> [What you need to do] Output nothing but the number of lines that include the word "réussiteH".
** Start Material for this exercise **
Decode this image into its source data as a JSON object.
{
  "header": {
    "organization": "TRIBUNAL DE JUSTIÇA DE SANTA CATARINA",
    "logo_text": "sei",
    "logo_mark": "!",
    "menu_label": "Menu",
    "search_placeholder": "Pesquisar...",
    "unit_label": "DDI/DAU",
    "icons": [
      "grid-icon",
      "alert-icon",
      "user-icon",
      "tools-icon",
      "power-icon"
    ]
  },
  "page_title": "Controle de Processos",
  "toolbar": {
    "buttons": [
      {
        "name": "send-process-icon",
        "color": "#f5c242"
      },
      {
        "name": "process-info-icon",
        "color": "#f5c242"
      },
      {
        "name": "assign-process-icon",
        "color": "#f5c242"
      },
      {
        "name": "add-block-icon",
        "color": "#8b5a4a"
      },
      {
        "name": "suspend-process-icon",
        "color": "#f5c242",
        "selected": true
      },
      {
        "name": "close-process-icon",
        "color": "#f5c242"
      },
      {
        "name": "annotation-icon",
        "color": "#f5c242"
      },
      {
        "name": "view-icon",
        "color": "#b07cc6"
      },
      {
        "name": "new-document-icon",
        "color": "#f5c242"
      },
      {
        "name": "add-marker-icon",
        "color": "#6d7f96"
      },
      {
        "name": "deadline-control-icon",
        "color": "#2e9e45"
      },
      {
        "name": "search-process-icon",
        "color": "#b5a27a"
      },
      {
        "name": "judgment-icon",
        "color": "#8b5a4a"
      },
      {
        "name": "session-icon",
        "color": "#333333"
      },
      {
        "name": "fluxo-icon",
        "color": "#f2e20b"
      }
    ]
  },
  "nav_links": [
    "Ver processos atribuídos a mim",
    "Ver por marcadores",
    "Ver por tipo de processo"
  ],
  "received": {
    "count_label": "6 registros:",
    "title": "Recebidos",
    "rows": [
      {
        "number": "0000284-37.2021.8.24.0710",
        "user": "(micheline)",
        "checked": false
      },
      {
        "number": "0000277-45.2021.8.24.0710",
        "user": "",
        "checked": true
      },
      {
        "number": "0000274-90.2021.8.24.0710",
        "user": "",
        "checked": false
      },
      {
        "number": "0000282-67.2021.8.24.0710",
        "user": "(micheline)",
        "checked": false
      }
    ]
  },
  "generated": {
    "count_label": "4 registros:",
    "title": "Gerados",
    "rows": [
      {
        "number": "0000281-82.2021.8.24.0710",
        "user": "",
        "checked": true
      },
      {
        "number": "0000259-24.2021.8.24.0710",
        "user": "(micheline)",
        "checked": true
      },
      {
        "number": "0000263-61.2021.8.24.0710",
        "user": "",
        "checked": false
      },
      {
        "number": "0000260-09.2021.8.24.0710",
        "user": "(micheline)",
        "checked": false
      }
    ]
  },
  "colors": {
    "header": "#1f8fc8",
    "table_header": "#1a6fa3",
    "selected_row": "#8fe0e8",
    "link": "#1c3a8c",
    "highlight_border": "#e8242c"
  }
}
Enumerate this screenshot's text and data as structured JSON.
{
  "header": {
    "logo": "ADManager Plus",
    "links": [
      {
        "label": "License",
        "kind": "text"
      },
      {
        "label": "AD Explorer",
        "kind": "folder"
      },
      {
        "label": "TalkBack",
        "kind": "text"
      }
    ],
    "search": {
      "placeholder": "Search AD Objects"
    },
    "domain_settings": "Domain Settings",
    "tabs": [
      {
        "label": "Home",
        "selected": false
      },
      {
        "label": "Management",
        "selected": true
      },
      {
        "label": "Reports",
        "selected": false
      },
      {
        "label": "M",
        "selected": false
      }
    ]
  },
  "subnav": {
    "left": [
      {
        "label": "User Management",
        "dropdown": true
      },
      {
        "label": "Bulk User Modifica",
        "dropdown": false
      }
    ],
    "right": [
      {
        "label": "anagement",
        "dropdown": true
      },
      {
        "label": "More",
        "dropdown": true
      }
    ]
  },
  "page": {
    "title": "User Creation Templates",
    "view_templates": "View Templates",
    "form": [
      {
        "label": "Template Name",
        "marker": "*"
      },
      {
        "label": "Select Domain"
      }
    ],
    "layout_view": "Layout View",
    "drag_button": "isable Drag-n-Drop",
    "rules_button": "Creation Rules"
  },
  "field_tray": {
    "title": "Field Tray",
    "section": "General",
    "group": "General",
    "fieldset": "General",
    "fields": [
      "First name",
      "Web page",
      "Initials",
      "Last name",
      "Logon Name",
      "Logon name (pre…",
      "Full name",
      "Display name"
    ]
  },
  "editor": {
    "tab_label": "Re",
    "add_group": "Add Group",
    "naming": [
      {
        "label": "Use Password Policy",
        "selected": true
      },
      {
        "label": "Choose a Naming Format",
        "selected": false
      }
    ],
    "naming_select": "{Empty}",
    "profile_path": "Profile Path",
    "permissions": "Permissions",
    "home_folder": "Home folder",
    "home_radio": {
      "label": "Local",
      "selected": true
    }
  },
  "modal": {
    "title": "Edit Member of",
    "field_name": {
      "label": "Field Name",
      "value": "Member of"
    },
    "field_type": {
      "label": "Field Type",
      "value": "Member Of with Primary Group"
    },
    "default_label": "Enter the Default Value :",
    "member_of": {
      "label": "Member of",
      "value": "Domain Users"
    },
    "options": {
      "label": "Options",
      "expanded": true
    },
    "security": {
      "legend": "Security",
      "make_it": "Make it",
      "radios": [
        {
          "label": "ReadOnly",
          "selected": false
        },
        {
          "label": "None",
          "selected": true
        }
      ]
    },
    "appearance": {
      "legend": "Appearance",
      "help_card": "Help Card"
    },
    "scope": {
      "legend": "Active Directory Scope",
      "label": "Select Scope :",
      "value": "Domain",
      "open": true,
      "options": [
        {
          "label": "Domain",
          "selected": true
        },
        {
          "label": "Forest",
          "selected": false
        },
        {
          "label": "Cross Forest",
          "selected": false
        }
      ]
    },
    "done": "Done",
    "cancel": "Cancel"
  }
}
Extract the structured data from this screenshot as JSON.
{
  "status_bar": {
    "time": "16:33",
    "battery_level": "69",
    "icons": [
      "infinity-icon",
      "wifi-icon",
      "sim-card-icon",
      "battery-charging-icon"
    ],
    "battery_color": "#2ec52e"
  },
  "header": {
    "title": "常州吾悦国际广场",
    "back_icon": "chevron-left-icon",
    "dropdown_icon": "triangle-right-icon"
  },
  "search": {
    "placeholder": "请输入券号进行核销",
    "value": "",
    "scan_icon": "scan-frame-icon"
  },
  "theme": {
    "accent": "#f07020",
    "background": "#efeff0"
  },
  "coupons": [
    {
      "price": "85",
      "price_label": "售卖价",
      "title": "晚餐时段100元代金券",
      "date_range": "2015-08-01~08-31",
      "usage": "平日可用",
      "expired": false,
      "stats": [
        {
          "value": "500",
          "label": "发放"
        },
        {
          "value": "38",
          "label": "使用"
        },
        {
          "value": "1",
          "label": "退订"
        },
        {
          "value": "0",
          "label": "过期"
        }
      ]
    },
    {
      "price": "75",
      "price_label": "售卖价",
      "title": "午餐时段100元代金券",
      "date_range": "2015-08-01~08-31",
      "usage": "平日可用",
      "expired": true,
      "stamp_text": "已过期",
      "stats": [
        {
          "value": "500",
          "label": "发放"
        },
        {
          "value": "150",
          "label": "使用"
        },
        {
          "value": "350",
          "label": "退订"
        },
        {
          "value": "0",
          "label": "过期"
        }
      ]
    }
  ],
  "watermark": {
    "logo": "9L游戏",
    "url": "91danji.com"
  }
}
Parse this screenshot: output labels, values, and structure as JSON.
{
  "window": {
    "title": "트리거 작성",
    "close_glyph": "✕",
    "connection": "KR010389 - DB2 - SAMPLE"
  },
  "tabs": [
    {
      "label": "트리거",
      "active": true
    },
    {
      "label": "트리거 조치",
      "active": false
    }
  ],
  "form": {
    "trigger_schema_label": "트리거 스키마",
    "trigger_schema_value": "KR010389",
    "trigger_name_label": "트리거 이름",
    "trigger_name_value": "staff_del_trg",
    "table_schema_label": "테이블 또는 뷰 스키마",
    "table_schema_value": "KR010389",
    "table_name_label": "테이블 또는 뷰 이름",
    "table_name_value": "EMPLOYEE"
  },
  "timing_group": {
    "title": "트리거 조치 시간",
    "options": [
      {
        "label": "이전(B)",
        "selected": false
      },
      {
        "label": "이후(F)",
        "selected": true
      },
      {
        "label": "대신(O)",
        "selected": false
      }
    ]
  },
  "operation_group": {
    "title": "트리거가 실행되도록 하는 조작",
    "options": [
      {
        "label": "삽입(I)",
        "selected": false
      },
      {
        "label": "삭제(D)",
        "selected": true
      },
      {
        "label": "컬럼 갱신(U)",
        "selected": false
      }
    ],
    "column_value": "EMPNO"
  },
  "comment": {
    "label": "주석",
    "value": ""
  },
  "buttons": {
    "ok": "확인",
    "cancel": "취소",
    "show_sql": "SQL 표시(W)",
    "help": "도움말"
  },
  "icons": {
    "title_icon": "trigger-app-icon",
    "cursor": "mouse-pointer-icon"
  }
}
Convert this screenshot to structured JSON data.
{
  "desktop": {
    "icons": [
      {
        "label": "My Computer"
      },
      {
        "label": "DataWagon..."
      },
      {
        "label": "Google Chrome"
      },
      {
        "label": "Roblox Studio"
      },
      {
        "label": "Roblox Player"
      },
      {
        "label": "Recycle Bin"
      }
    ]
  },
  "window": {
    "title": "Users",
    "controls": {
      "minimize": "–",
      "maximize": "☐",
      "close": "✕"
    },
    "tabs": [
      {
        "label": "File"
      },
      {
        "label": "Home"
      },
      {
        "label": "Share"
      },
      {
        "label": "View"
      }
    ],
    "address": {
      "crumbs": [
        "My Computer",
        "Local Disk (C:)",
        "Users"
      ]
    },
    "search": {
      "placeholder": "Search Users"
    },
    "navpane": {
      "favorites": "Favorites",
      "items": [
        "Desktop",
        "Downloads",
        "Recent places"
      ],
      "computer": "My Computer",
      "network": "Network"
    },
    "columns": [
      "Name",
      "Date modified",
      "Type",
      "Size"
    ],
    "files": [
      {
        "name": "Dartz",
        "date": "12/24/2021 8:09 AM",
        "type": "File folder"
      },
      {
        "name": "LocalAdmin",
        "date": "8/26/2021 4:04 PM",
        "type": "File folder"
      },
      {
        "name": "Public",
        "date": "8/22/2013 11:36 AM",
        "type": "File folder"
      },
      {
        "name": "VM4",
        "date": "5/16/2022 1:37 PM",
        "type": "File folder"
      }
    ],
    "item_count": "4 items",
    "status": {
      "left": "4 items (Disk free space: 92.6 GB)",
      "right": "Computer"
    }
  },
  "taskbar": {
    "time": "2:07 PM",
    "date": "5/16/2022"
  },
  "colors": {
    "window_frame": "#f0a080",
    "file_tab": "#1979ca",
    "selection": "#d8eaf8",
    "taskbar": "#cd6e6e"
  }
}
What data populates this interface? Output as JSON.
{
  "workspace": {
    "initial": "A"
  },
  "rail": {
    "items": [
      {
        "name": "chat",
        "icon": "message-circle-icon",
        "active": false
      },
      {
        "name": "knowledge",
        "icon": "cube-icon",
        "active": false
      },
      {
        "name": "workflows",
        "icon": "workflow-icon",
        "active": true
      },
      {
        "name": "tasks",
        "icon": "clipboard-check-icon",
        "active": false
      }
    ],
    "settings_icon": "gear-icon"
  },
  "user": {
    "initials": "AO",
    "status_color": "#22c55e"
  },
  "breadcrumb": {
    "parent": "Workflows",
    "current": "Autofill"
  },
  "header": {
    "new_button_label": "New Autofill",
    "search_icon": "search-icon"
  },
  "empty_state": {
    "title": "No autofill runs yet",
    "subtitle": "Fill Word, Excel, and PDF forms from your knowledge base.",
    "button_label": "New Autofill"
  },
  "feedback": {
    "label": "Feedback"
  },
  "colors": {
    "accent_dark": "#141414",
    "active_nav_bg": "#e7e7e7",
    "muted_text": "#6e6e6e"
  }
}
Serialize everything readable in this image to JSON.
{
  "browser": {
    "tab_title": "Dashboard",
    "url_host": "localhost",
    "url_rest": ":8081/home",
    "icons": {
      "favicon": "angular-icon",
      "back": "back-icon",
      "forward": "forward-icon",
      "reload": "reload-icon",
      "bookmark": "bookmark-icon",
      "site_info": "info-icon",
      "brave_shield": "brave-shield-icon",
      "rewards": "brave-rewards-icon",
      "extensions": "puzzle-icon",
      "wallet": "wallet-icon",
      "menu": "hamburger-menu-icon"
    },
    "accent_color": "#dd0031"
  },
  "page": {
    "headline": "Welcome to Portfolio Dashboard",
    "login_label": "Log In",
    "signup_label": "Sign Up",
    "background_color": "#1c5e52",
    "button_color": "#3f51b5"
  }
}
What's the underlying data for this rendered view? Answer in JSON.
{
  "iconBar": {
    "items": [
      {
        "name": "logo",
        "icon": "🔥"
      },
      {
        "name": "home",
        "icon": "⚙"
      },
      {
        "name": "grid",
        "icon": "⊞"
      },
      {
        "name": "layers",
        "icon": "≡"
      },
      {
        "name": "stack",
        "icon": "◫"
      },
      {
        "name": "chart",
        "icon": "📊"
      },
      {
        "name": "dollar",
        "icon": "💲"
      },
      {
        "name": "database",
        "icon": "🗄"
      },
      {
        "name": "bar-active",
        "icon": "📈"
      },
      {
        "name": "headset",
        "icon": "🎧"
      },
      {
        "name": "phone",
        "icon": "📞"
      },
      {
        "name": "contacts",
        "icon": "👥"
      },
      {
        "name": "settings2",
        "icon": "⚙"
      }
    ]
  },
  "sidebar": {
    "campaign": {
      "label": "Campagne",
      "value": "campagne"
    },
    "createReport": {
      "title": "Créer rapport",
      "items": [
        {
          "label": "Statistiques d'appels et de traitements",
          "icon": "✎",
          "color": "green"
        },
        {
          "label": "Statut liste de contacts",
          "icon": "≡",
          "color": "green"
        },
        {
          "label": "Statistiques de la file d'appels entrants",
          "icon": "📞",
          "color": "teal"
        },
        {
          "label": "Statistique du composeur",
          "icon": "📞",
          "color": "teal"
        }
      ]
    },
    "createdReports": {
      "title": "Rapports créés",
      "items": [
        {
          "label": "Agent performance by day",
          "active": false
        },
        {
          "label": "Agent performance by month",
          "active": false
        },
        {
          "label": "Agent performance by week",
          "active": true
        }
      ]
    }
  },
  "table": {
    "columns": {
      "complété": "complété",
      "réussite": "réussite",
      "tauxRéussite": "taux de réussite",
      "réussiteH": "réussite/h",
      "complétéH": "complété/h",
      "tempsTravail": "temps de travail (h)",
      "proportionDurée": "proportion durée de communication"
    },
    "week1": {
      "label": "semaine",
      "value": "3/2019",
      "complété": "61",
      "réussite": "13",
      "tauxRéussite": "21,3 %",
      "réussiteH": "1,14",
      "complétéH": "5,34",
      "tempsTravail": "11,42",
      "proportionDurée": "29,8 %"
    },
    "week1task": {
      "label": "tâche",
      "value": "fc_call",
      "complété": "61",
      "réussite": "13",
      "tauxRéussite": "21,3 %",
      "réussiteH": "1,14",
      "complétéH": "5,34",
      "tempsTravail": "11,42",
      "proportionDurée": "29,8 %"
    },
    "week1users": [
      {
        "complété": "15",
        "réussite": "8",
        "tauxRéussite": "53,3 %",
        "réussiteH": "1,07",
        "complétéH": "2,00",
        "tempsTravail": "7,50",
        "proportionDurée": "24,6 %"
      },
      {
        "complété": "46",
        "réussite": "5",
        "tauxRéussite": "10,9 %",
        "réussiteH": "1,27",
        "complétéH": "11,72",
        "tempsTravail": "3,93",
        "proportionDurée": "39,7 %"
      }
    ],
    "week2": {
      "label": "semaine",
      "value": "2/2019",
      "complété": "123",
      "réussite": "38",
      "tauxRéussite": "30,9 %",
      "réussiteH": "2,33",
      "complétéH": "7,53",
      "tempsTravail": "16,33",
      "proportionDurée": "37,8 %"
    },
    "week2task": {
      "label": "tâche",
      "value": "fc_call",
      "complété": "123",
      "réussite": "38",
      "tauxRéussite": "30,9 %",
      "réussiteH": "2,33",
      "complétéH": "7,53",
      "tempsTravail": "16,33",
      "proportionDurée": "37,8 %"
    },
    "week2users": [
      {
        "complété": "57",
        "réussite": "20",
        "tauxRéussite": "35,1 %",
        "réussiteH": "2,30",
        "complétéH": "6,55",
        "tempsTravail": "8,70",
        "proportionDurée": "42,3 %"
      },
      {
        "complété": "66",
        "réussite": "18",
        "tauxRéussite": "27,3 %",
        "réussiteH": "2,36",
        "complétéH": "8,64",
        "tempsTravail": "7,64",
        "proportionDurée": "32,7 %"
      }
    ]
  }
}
** End Material for this exercise **
> [Written reply] 9